§ Список заданий
1) Кто из персонажей произносит реплики в сцене из «Гамлета», которой открывается отрывок о тюрьме? Перечислите их всех.
2) Подхватите отрывок о тюрьме после его последней фразы и продолжите рассказ об узниках.
**** Отрывок для чтения ****
Гамлет
...Чем это, дорогие мои друзья, вы
провинились перед Фортуной, что она шлет вас сюда, в тюрьму?
Гильденстерн
В тюрьму, принц?
Гамлет
Дания -- тюрьма.
Розенкранц
Тогда весь мир -- тюрьма.
Гамлет
И превосходная: со множеством затворов, темниц и подземелий...
\Уильям Шекспир, "Гамлет", сцена вторая\
Некий человек задумал освободить томящихся в тюрьме узников. Для этого он должен, не привлекая к себе внимания, проникнуть в узилище и долгое время находиться среди заключенных, сохраняя некую свободу действий.
Что ж, он поступает таким образом, что его арестовывают, судят и бросают в тюрьму.
Оказавшись там, он может рассчитывать только на свою мудрость, навыки и знания, ибо всего прочего он лишен.
Главная проблема, с которой он сталкивается, заключается в том, что узники, все как один, страдают "тюремным психозом". Их искаженному сознанию тюрьма представляется мирозданием. Прошлое они почти начисто забыли, и им стоит неимоверных усилий вспомнить о существовании внешнего мира, не говоря уже о том, чтобы воскресить в памяти его подробности и очертания.
История, какой ее знают узники, -- история тюрьмы, а единственно возможная с их точки зрения жизнь -- жизнь в заключении. Этим и определяется весь строй их мыслей и поступков.
Вместо того чтобы тайком делать запасы хлеба, которые понадобятся во время побега, они лепят из мякиша фишки домино и проводят время за игрой. Некоторые игры они считают развлечением, к другим относятся вполне серьезно, наделяя их статусом реальности. Они приручают крыс -- но не затем, чтобы использовать их для связи с внешним миром, а ради того, чтобы удовлетворить свою потребность в привязанности. Порой к ним попадает дрянное вино, и они напиваются, ускользая в пьяные грезы, составляющие одну из главных радостей их существования, -- однако они сочтут безумием, если не преступлением, саму мысль о том, чтобы накачать этим вином стражу и, воспользовавшись ее беспомощностью, бежать.
**** Исходные материалы ****
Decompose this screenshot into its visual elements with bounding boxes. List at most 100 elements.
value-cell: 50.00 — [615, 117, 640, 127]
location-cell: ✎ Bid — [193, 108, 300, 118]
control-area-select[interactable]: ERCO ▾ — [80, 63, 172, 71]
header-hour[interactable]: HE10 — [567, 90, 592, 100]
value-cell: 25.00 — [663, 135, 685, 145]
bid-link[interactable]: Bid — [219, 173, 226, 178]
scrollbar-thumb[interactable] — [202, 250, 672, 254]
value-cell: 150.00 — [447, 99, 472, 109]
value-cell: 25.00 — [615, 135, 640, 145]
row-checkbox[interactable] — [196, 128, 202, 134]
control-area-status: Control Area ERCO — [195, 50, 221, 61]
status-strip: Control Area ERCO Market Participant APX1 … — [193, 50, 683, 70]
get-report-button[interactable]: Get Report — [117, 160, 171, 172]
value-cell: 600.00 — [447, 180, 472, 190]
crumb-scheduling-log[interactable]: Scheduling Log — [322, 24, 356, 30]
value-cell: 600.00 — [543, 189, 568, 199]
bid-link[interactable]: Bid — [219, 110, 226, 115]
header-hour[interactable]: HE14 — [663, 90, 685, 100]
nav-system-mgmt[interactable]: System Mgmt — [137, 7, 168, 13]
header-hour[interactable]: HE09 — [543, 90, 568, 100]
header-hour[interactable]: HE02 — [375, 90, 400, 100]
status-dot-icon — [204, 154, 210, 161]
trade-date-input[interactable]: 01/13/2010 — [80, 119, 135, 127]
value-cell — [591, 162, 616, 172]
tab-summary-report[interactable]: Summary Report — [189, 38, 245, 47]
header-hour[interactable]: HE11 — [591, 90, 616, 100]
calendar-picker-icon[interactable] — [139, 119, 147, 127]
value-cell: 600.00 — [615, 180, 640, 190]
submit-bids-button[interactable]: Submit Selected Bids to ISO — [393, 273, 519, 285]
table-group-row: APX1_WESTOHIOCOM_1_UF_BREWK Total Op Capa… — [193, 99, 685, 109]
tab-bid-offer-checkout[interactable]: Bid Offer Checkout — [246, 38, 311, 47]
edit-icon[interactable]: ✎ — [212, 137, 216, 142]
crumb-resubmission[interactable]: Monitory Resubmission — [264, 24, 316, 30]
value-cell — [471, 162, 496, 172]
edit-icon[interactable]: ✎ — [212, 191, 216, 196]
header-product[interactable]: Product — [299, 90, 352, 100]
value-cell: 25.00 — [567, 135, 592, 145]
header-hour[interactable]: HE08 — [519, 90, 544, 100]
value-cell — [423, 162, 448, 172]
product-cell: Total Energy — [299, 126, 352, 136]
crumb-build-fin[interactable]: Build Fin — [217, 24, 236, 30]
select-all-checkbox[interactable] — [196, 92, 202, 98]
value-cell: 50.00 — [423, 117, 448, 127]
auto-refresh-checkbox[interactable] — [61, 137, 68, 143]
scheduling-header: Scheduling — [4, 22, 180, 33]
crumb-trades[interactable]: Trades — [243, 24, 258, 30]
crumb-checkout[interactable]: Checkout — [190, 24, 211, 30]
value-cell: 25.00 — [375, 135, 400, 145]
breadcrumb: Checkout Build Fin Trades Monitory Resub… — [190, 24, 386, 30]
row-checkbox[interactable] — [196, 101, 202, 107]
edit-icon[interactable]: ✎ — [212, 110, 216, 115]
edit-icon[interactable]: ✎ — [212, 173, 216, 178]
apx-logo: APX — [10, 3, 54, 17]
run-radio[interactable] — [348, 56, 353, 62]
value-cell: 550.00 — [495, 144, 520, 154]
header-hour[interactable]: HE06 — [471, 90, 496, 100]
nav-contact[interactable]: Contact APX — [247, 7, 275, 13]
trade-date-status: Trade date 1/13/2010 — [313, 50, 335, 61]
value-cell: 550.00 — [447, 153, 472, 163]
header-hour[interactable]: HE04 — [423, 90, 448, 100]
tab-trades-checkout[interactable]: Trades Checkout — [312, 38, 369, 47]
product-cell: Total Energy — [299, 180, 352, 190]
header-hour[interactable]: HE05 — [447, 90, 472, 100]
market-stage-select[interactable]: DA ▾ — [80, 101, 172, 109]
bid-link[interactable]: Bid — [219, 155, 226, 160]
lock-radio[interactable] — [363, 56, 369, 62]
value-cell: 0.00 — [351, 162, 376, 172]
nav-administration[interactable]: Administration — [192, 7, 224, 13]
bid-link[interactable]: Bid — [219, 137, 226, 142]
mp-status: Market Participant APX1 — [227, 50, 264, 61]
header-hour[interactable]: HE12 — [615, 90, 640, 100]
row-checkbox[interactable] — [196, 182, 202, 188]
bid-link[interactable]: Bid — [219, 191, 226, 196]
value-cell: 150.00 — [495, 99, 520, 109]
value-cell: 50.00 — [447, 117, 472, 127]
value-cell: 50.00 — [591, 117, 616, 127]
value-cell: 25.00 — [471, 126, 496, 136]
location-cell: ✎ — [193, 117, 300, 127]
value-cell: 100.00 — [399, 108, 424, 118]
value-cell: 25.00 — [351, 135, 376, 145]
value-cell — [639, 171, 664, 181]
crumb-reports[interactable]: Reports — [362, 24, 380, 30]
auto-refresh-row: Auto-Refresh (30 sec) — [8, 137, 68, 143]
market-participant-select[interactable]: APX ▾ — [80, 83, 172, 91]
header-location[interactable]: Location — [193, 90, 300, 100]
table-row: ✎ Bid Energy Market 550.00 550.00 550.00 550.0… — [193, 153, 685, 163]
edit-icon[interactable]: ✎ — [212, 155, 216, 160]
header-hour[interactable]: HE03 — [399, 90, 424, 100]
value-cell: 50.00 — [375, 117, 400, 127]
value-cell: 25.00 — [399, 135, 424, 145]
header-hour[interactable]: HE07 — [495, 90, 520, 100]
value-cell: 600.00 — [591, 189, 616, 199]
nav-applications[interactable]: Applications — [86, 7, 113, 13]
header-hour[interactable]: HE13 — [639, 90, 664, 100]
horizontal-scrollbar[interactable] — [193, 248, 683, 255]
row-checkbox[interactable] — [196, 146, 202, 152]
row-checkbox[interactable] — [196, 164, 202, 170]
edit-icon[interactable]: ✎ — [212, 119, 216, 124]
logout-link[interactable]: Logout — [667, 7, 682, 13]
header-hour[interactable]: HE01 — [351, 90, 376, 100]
****
§ Ответы к заданиям
1) Гамлет, Гильденстерн, Розенкранц.

2)
Все осложняется еще и тем, что заключенные утратили смысл понятий, стоящих за словами языка. Если попросить их объяснить, что они имеют в виду, употребляя то или иное слово, получится примерно следующее:
Хлеб -- тюремная пища.
Побег -- способ ускользнуть от надзирателей.
Странствие -- переход из одной камеры в другую.
Объект привязанности -- крыса.
Словосочетание "внешний мир" звучит для слуха узников полной бессмыслицей. "Если то место, где мы живем, и есть мир, о каком еще мире может идти речь?!"
Тот, кто организует побег, может объяснить свои намерения, только прибегая к помощи аналогий.
Окружающим эти аналогии кажутся безумным бормотанием. В их сознании фраза: "В том странствии, которое ожидает нас за стенами тюрьмы после побега, нам понадобится хлеб" превращается во что-то вроде: "При переходе из камеры в камеру, ожидающем нас, когда мы покинем этот мир и ускользнем от надзирателей, нам понадобятся запасы тюремной пищи".
Даже если иные из заключенных попытаются вникнуть в смысл этих темных слов, попытки их будут обречены на провал, ибо язык, на котором говорят за стенами тюрьмы, забыт узниками бесповоротно.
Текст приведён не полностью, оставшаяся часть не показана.